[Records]
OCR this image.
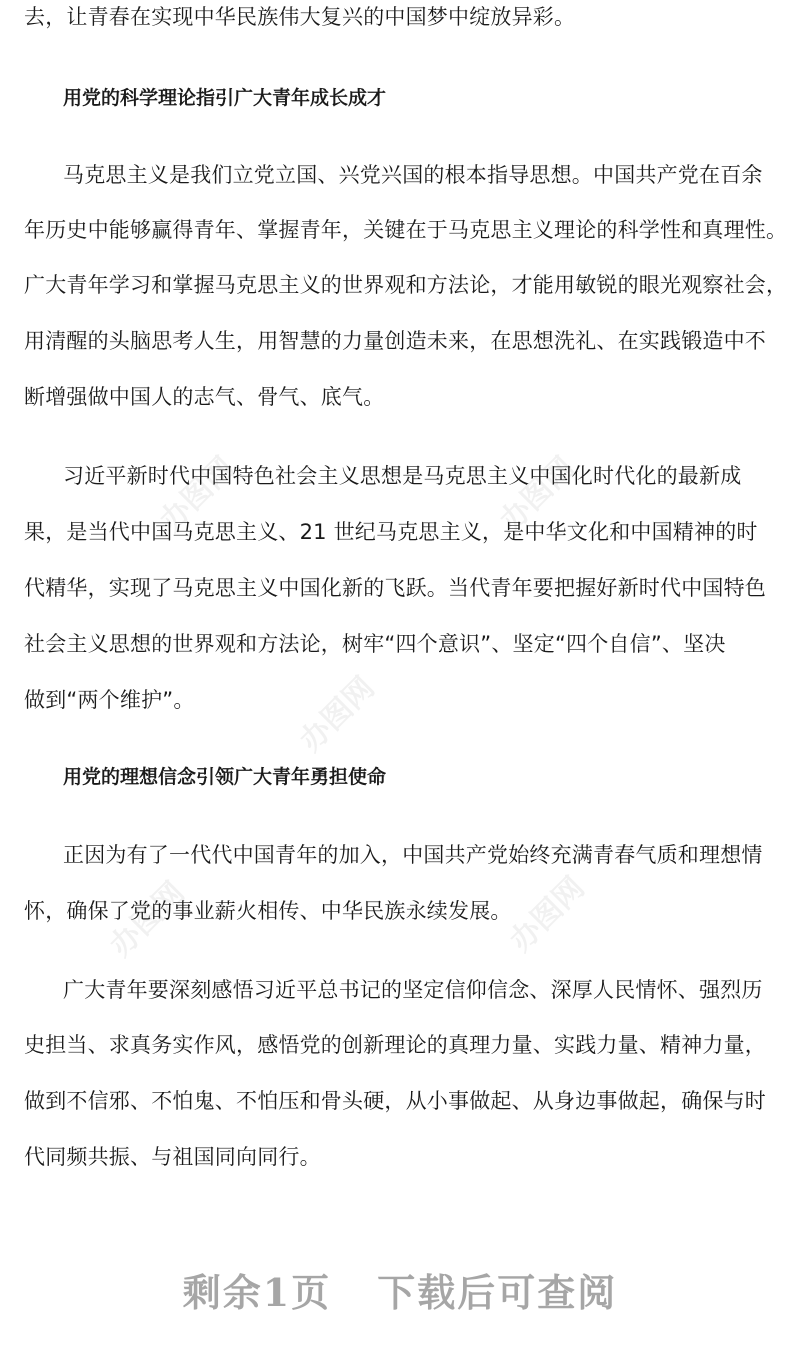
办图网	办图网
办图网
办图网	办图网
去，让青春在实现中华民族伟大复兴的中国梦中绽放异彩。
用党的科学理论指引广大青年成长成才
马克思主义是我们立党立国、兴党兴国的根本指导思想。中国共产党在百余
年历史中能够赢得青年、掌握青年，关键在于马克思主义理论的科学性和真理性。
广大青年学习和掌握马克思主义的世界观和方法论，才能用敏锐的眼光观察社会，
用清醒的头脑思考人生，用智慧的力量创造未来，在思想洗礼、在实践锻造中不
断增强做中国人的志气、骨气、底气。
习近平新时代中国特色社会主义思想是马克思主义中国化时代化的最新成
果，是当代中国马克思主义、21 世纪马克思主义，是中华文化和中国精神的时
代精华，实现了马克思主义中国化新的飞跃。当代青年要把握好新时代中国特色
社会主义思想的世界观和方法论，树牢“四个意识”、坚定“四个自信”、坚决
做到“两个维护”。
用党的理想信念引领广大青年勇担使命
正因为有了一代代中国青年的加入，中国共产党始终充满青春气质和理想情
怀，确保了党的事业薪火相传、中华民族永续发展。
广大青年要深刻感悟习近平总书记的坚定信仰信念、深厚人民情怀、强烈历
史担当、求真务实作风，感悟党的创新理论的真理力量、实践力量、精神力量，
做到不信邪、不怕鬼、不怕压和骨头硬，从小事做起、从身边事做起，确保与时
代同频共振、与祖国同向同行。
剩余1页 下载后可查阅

==

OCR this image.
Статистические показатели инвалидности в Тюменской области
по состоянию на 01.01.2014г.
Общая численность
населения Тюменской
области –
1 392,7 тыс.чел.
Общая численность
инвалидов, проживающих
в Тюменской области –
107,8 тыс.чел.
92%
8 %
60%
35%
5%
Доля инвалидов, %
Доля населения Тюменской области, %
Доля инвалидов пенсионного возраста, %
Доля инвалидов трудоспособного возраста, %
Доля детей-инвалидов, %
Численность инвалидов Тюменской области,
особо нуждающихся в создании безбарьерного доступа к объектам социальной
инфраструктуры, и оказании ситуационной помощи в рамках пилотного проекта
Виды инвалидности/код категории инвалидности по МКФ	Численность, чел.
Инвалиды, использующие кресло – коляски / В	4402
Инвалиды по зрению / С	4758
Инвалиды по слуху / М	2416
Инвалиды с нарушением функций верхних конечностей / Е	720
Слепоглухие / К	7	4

...

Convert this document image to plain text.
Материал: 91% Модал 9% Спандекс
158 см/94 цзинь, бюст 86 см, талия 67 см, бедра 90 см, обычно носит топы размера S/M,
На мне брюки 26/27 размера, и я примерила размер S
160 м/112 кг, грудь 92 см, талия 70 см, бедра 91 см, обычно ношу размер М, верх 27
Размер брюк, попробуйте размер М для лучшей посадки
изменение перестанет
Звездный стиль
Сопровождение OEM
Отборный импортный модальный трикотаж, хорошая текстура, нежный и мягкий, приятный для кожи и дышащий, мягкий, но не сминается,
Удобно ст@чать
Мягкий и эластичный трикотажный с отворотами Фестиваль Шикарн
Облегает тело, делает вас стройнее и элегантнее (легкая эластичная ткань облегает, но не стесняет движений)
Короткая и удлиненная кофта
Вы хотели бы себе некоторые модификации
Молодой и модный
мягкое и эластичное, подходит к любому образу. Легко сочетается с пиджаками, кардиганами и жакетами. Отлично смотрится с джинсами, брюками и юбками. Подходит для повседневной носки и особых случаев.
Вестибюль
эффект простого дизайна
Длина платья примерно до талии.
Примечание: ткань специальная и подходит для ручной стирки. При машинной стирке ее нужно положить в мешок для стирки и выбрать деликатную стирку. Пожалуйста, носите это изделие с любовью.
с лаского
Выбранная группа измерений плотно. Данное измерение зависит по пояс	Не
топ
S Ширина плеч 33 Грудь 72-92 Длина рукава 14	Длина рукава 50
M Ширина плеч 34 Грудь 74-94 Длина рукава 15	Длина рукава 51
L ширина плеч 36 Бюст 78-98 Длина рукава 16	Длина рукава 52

● TASK TO COMPLETE: In the listing above, locate each line with "плеч" and copy it.

● RESULT BELOW:
S Ширина плеч 33 Грудь 72-92 Длина рукава 14	Длина рукава 50
M Ширина плеч 34 Грудь 74-94 Длина рукава 15	Длина рукава 51
L ширина плеч 36 Бюст 78-98 Длина рукава 16	Длина рукава 52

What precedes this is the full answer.